## START

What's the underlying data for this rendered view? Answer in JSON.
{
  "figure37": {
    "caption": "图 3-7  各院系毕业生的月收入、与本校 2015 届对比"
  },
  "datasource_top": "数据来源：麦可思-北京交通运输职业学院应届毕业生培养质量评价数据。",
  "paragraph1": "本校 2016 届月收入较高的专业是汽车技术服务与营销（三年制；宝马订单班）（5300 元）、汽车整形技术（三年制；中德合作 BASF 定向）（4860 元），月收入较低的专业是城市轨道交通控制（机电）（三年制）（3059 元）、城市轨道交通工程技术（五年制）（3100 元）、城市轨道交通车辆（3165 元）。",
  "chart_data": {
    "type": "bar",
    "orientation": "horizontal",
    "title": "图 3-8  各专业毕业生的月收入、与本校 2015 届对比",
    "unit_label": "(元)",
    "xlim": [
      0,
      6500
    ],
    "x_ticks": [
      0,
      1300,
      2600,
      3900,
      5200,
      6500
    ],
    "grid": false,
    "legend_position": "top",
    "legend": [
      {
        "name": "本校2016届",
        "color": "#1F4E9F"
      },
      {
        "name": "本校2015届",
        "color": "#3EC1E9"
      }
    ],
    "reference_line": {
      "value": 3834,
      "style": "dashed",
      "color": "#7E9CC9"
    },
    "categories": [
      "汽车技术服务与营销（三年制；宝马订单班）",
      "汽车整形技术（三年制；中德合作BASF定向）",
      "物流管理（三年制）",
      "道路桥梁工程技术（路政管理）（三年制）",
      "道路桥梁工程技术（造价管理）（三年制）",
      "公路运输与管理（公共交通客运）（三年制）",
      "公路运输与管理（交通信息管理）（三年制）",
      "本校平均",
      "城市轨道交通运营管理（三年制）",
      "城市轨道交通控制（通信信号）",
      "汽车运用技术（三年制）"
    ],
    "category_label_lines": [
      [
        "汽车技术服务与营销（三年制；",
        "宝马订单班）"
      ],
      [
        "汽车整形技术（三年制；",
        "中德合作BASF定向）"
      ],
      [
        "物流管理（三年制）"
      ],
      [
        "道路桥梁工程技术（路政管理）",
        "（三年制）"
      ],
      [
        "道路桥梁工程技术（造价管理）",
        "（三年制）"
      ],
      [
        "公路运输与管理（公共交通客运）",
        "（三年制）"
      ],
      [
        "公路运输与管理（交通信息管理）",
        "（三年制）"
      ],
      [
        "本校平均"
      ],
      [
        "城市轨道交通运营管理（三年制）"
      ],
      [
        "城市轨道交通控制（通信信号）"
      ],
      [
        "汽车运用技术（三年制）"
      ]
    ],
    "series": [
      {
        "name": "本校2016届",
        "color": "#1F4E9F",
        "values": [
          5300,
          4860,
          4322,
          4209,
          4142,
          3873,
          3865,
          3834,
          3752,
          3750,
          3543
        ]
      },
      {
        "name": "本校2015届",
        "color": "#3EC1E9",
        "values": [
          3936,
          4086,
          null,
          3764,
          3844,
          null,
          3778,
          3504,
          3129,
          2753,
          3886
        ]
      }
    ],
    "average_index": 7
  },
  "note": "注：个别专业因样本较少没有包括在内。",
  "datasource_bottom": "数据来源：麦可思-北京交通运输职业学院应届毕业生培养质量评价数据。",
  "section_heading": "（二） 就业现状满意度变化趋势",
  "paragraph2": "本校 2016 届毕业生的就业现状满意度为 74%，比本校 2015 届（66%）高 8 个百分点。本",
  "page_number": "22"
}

## END
## START

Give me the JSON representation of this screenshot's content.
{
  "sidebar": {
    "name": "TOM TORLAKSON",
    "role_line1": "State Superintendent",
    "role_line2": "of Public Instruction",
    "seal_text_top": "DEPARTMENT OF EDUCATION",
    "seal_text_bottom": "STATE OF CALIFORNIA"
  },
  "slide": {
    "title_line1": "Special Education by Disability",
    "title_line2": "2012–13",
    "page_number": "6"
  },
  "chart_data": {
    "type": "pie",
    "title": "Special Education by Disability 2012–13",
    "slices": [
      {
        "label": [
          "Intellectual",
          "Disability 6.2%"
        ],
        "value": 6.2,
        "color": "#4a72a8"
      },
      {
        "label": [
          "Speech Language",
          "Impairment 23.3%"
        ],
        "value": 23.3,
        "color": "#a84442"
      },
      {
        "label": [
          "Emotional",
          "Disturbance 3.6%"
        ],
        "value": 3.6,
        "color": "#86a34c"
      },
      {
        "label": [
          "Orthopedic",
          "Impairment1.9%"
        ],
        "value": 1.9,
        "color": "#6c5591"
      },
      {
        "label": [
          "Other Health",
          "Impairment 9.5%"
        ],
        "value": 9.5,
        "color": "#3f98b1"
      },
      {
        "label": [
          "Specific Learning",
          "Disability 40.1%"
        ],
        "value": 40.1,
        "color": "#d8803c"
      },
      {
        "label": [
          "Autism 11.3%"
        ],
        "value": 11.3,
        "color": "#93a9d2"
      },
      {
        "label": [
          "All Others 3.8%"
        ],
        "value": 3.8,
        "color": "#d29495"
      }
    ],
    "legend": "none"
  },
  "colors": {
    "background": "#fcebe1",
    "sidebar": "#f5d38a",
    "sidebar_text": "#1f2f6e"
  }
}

## END
## START

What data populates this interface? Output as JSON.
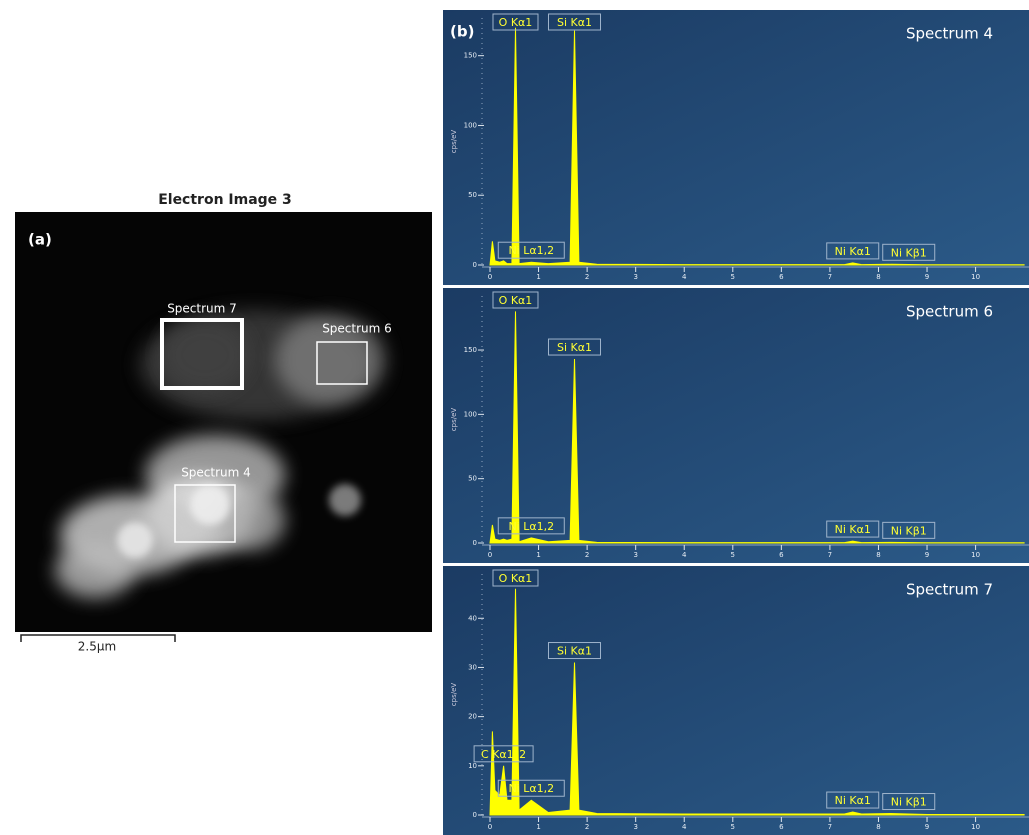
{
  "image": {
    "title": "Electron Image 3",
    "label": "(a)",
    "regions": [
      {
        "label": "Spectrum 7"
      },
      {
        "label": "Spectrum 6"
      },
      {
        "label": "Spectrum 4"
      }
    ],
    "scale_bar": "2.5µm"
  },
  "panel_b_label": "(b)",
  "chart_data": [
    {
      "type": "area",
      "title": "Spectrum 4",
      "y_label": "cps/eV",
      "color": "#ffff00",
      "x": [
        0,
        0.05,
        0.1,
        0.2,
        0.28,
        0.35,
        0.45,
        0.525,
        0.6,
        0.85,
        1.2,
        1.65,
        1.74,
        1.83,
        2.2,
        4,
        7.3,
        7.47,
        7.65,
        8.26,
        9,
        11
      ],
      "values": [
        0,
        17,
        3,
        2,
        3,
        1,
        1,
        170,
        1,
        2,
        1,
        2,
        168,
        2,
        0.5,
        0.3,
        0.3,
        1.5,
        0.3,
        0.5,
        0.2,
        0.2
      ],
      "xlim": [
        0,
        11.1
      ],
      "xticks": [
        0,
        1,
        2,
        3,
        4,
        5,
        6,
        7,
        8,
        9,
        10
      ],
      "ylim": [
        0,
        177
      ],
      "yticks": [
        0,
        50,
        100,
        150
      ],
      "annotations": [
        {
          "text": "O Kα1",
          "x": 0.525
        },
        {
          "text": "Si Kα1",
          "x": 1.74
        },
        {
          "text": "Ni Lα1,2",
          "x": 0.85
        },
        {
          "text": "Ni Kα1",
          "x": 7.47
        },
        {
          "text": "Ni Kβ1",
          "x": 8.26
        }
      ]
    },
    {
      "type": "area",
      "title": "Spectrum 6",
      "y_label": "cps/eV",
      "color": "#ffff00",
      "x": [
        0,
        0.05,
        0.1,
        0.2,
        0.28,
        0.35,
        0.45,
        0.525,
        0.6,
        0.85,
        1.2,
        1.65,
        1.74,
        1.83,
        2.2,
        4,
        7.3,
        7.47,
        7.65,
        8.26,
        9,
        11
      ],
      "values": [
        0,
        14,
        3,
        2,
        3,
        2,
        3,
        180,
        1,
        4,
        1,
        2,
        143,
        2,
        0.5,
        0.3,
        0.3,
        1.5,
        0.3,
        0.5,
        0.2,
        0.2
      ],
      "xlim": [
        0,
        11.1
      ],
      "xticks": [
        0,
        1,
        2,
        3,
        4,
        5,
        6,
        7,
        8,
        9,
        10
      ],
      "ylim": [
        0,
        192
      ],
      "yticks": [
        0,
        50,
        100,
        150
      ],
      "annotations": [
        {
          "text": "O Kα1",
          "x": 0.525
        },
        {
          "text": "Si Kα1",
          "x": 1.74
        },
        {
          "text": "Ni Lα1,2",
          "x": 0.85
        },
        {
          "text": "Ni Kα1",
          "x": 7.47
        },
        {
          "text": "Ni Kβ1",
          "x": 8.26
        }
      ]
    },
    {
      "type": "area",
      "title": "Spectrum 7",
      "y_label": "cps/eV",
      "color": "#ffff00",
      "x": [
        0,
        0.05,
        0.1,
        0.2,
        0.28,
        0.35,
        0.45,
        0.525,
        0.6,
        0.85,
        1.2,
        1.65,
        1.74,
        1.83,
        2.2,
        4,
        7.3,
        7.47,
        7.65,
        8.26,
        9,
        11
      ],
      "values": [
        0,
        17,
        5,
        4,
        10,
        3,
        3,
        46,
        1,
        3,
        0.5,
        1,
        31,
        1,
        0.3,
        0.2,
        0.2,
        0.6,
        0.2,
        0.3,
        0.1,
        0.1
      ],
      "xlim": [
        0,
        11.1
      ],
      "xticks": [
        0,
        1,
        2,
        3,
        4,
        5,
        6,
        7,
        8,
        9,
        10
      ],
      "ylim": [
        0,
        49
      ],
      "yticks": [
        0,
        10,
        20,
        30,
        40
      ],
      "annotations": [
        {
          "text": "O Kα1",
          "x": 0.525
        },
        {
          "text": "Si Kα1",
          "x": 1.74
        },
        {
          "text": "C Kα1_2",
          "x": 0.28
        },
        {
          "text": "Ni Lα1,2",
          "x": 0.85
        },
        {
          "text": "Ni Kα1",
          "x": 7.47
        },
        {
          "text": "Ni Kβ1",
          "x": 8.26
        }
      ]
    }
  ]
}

## END

Instructions to follow
Copy each line in the data that holds the word "数据来源".

Full output
  "datasource_top": "数据来源：麦可思-北京交通运输职业学院应届毕业生培养质量评价数据。",
  "datasource_bottom": "数据来源：麦可思-北京交通运输职业学院应届毕业生培养质量评价数据。",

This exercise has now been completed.